## Work required
Pick out the lines below that include the string "JSON".

## Recorded information
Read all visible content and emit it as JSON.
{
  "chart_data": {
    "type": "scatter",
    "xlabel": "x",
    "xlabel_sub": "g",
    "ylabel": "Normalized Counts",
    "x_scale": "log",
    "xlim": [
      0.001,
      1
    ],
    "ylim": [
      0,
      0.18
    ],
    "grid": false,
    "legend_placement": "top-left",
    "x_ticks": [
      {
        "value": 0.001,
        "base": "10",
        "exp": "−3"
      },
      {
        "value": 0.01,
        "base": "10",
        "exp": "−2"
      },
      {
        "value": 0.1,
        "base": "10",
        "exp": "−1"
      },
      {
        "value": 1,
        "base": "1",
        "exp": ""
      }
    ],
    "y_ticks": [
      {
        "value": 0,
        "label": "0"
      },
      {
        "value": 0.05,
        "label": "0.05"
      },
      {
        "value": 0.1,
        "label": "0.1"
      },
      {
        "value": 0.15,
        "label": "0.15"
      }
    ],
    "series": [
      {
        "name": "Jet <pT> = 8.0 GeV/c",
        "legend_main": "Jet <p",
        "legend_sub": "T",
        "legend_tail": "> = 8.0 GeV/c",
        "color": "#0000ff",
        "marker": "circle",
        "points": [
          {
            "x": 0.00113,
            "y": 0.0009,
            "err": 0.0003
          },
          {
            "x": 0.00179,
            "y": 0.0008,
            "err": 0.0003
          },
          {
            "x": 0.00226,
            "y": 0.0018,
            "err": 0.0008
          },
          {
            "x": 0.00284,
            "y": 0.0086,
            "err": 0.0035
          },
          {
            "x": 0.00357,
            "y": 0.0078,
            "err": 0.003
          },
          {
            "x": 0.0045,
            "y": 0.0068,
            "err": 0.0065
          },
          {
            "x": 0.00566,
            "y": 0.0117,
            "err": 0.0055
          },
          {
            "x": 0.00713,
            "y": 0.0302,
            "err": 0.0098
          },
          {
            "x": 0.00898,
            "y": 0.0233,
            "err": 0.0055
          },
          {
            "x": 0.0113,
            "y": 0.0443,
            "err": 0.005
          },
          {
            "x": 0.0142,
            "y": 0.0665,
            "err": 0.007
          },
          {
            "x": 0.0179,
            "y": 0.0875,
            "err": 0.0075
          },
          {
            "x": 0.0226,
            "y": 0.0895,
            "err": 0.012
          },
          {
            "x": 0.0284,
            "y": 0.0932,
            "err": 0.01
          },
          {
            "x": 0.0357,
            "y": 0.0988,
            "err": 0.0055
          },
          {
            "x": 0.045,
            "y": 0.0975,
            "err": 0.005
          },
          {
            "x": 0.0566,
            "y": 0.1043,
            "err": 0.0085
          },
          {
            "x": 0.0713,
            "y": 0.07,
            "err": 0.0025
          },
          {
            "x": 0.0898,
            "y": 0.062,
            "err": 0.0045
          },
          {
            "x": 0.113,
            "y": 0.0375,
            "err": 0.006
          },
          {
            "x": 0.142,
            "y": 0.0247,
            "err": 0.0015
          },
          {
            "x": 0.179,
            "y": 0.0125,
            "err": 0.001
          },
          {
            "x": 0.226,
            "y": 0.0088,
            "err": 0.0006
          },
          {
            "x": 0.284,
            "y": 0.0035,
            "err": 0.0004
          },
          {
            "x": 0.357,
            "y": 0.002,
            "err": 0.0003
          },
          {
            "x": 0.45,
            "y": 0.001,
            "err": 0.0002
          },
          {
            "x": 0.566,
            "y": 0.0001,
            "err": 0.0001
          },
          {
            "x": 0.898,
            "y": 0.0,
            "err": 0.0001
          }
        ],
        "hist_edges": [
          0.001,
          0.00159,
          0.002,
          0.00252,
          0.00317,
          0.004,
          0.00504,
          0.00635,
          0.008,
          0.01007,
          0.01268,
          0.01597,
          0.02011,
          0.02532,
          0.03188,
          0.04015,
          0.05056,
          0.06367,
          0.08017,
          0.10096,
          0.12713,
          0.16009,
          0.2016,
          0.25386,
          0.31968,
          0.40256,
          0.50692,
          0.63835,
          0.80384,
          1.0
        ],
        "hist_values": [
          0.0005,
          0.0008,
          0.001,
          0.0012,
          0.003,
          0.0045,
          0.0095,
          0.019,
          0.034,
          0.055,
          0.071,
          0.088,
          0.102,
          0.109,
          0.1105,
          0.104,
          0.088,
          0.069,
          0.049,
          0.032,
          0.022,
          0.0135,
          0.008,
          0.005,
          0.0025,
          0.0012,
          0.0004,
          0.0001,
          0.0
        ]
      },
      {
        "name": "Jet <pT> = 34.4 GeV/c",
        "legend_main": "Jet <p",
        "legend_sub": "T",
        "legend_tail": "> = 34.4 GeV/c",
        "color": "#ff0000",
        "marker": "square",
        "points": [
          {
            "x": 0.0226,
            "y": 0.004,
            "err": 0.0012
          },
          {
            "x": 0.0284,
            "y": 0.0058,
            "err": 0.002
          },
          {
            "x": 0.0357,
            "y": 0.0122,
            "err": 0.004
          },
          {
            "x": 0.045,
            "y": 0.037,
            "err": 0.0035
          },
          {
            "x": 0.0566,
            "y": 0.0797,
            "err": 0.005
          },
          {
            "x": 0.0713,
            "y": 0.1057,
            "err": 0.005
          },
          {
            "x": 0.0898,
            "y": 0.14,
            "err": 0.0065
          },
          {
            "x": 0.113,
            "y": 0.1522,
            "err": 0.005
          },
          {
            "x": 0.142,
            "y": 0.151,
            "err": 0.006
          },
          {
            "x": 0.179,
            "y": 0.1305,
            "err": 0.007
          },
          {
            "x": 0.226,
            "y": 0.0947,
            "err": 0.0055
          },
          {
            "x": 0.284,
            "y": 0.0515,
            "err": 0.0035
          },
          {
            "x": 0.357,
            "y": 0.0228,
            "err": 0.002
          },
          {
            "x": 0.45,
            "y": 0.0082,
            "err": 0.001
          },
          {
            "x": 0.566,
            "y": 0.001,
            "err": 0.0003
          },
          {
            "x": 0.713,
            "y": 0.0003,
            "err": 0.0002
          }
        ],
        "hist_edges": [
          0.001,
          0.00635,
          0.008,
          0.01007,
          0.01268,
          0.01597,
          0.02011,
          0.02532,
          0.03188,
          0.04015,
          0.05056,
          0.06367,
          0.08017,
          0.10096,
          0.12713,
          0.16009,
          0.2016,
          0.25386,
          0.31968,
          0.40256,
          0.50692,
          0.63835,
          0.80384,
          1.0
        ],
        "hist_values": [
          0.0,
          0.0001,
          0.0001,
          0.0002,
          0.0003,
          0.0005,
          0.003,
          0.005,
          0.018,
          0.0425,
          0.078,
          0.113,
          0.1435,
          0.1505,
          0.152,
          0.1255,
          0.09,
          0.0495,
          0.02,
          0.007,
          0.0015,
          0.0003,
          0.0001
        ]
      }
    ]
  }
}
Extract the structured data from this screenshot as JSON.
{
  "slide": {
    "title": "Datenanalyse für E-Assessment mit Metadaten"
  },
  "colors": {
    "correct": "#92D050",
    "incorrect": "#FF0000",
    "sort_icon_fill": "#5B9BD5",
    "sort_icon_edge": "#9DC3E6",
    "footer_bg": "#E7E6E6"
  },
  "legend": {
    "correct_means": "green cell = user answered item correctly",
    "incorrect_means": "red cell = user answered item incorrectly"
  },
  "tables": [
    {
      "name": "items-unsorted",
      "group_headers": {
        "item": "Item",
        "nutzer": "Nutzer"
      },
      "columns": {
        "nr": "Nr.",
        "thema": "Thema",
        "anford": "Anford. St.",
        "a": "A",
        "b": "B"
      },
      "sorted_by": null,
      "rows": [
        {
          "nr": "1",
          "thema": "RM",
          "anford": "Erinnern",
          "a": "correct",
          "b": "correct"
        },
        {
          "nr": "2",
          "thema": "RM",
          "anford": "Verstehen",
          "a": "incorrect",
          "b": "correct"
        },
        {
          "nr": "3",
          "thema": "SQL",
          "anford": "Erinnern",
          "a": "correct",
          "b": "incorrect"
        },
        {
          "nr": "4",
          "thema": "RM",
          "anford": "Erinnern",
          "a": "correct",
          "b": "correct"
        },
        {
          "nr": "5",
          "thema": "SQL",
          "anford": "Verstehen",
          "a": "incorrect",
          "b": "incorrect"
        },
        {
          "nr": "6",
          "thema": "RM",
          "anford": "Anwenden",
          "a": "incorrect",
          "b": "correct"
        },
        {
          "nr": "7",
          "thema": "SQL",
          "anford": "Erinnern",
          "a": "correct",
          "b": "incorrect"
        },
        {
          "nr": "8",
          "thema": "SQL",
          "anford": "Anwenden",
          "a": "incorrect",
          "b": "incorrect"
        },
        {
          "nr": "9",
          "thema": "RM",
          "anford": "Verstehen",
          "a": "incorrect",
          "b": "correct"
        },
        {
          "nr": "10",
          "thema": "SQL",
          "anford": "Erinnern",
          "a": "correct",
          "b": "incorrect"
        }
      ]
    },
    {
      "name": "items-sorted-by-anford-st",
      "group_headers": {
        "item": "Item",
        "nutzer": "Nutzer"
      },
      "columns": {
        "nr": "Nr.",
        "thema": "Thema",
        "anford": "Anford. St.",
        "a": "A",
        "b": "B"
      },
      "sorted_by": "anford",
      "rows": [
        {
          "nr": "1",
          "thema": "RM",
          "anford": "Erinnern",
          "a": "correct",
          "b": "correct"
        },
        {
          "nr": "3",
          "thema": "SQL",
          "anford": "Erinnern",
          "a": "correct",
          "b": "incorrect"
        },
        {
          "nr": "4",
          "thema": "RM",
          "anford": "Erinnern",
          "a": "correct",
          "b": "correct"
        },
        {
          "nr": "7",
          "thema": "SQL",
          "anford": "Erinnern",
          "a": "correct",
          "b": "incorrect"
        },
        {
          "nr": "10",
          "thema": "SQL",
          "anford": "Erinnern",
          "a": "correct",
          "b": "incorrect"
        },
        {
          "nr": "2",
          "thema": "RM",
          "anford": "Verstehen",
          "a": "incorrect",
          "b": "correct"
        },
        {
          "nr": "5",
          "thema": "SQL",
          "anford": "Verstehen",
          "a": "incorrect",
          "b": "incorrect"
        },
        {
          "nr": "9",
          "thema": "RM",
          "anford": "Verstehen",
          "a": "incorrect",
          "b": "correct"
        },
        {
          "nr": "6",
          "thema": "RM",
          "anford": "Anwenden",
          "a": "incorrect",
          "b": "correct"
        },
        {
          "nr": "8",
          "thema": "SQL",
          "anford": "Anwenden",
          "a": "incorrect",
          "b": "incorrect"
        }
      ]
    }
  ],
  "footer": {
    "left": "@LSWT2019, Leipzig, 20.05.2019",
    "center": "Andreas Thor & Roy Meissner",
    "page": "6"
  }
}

## Output of the exercise
Read all visible content and emit it as JSON.
Extract the structured data from this screenshot as JSON.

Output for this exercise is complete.